** start Exercise input **

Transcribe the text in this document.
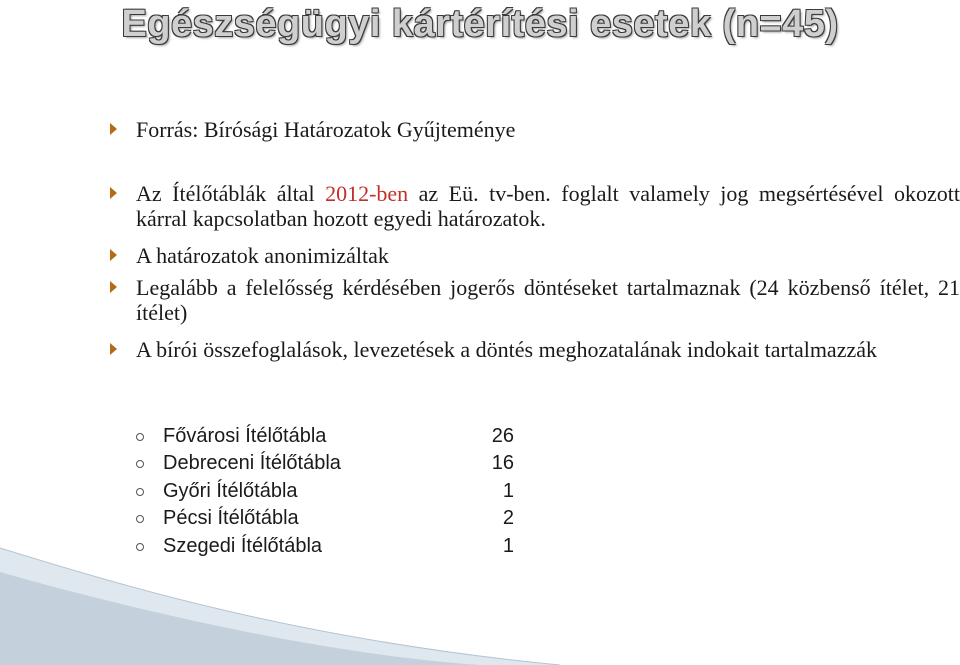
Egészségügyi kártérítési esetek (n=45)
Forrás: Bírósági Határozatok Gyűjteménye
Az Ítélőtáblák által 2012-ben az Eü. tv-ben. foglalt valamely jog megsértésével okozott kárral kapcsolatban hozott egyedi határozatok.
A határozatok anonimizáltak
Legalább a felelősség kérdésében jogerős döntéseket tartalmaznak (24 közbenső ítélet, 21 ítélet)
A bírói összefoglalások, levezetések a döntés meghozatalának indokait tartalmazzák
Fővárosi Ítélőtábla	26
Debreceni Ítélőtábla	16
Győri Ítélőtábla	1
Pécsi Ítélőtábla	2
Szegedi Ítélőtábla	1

** end Exercise input **

What to work on: Print the complete listing exactly as it stands, without its pictures.

Exercise answer:
Transcribe the text in this document.
Egészségügyi kártérítési esetek (n=45)
Forrás: Bírósági Határozatok Gyűjteménye
Az Ítélőtáblák által 2012-ben az Eü. tv-ben. foglalt valamely jog megsértésével okozott kárral kapcsolatban hozott egyedi határozatok.
A határozatok anonimizáltak
Legalább a felelősség kérdésében jogerős döntéseket tartalmaznak (24 közbenső ítélet, 21 ítélet)
A bírói összefoglalások, levezetések a döntés meghozatalának indokait tartalmazzák
Fővárosi Ítélőtábla	26
Debreceni Ítélőtábla	16
Győri Ítélőtábla	1
Pécsi Ítélőtábla	2
Szegedi Ítélőtábla	1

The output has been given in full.